* _What is expected_
All of the material should be reproduced exactly, with pictures left out.

————————

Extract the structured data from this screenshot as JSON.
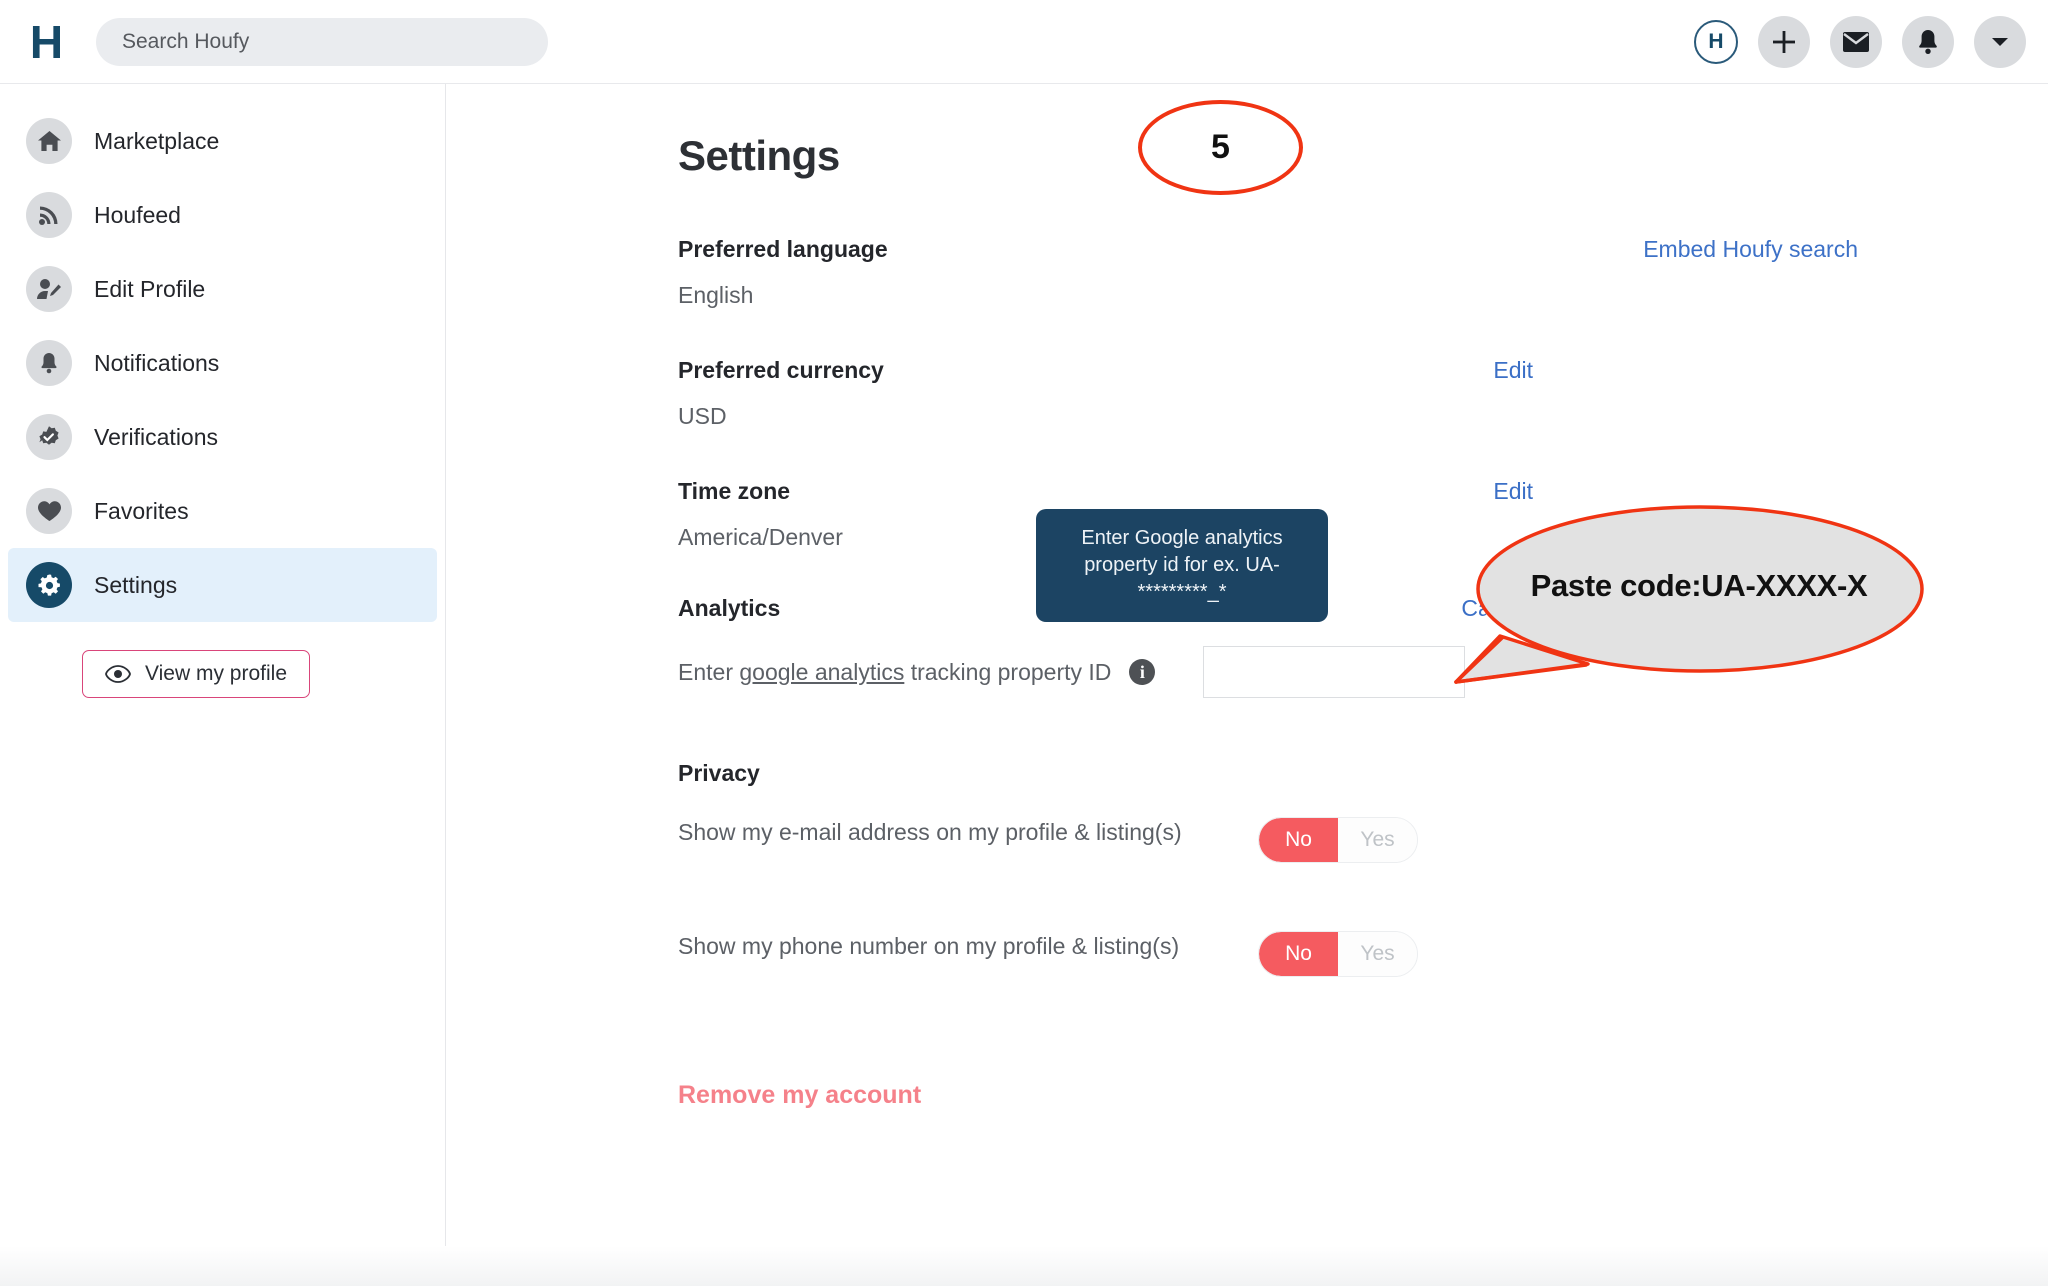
{
  "topbar": {
    "logo_letter": "H",
    "search": {
      "placeholder": "Search Houfy",
      "value": ""
    },
    "avatar_letter": "H",
    "buttons": [
      {
        "name": "add-button",
        "icon": "plus-icon"
      },
      {
        "name": "messages-button",
        "icon": "envelope-icon"
      },
      {
        "name": "notifications-button",
        "icon": "bell-icon"
      },
      {
        "name": "account-menu-button",
        "icon": "chevron-down-icon"
      }
    ]
  },
  "sidebar": {
    "items": [
      {
        "label": "Marketplace",
        "icon": "home-icon",
        "active": false
      },
      {
        "label": "Houfeed",
        "icon": "rss-icon",
        "active": false
      },
      {
        "label": "Edit Profile",
        "icon": "user-edit-icon",
        "active": false
      },
      {
        "label": "Notifications",
        "icon": "bell-icon",
        "active": false
      },
      {
        "label": "Verifications",
        "icon": "badge-check-icon",
        "active": false
      },
      {
        "label": "Favorites",
        "icon": "heart-icon",
        "active": false
      },
      {
        "label": "Settings",
        "icon": "gear-icon",
        "active": true
      }
    ],
    "view_profile_label": "View my profile",
    "view_profile_icon": "eye-icon"
  },
  "main": {
    "page_title": "Settings",
    "embed_link": "Embed Houfy search",
    "sections": {
      "language": {
        "title": "Preferred language",
        "value": "English"
      },
      "currency": {
        "title": "Preferred currency",
        "value": "USD",
        "action": "Edit"
      },
      "timezone": {
        "title": "Time zone",
        "value": "America/Denver",
        "action": "Edit"
      },
      "analytics": {
        "title": "Analytics",
        "action": "Cancel",
        "label_prefix": "Enter ",
        "label_link": "google analytics",
        "label_suffix": " tracking property ID",
        "info_icon": "info-icon",
        "input_value": "",
        "input_placeholder": "",
        "tooltip": "Enter Google analytics property id for ex. UA-*********_*"
      },
      "privacy": {
        "title": "Privacy",
        "rows": [
          {
            "text": "Show my e-mail address on my profile & listing(s)",
            "toggle": {
              "on_label": "No",
              "off_label": "Yes",
              "selected": "No"
            }
          },
          {
            "text": "Show my phone number on my profile & listing(s)",
            "toggle": {
              "on_label": "No",
              "off_label": "Yes",
              "selected": "No"
            }
          }
        ]
      }
    },
    "remove_account_label": "Remove my account"
  },
  "annotations": {
    "step_badge": "5",
    "callout_text": "Paste code:UA-XXXX-X"
  },
  "colors": {
    "brand_navy": "#164A68",
    "link_blue": "#3d71c7",
    "toggle_red": "#f55b60",
    "remove_red": "#f5818a",
    "annotation_red": "#f03413",
    "active_nav_bg": "#e3f0fb",
    "profile_btn_border": "#d9457a"
  }
}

————————

* _Result of this task_
Extract the structured data from this screenshot as JSON.
{
  "topbar": {
    "logo_letter": "H",
    "search": {
      "placeholder": "Search Houfy",
      "value": ""
    },
    "avatar_letter": "H",
    "buttons": [
      {
        "name": "add-button",
        "icon": "plus-icon"
      },
      {
        "name": "messages-button",
        "icon": "envelope-icon"
      },
      {
        "name": "notifications-button",
        "icon": "bell-icon"
      },
      {
        "name": "account-menu-button",
        "icon": "chevron-down-icon"
      }
    ]
  },
  "sidebar": {
    "items": [
      {
        "label": "Marketplace",
        "icon": "home-icon",
        "active": false
      },
      {
        "label": "Houfeed",
        "icon": "rss-icon",
        "active": false
      },
      {
        "label": "Edit Profile",
        "icon": "user-edit-icon",
        "active": false
      },
      {
        "label": "Notifications",
        "icon": "bell-icon",
        "active": false
      },
      {
        "label": "Verifications",
        "icon": "badge-check-icon",
        "active": false
      },
      {
        "label": "Favorites",
        "icon": "heart-icon",
        "active": false
      },
      {
        "label": "Settings",
        "icon": "gear-icon",
        "active": true
      }
    ],
    "view_profile_label": "View my profile",
    "view_profile_icon": "eye-icon"
  },
  "main": {
    "page_title": "Settings",
    "embed_link": "Embed Houfy search",
    "sections": {
      "language": {
        "title": "Preferred language",
        "value": "English"
      },
      "currency": {
        "title": "Preferred currency",
        "value": "USD",
        "action": "Edit"
      },
      "timezone": {
        "title": "Time zone",
        "value": "America/Denver",
        "action": "Edit"
      },
      "analytics": {
        "title": "Analytics",
        "action": "Cancel",
        "label_prefix": "Enter ",
        "label_link": "google analytics",
        "label_suffix": " tracking property ID",
        "info_icon": "info-icon",
        "input_value": "",
        "input_placeholder": "",
        "tooltip": "Enter Google analytics property id for ex. UA-*********_*"
      },
      "privacy": {
        "title": "Privacy",
        "rows": [
          {
            "text": "Show my e-mail address on my profile & listing(s)",
            "toggle": {
              "on_label": "No",
              "off_label": "Yes",
              "selected": "No"
            }
          },
          {
            "text": "Show my phone number on my profile & listing(s)",
            "toggle": {
              "on_label": "No",
              "off_label": "Yes",
              "selected": "No"
            }
          }
        ]
      }
    },
    "remove_account_label": "Remove my account"
  },
  "annotations": {
    "step_badge": "5",
    "callout_text": "Paste code:UA-XXXX-X"
  },
  "colors": {
    "brand_navy": "#164A68",
    "link_blue": "#3d71c7",
    "toggle_red": "#f55b60",
    "remove_red": "#f5818a",
    "annotation_red": "#f03413",
    "active_nav_bg": "#e3f0fb",
    "profile_btn_border": "#d9457a"
  }
}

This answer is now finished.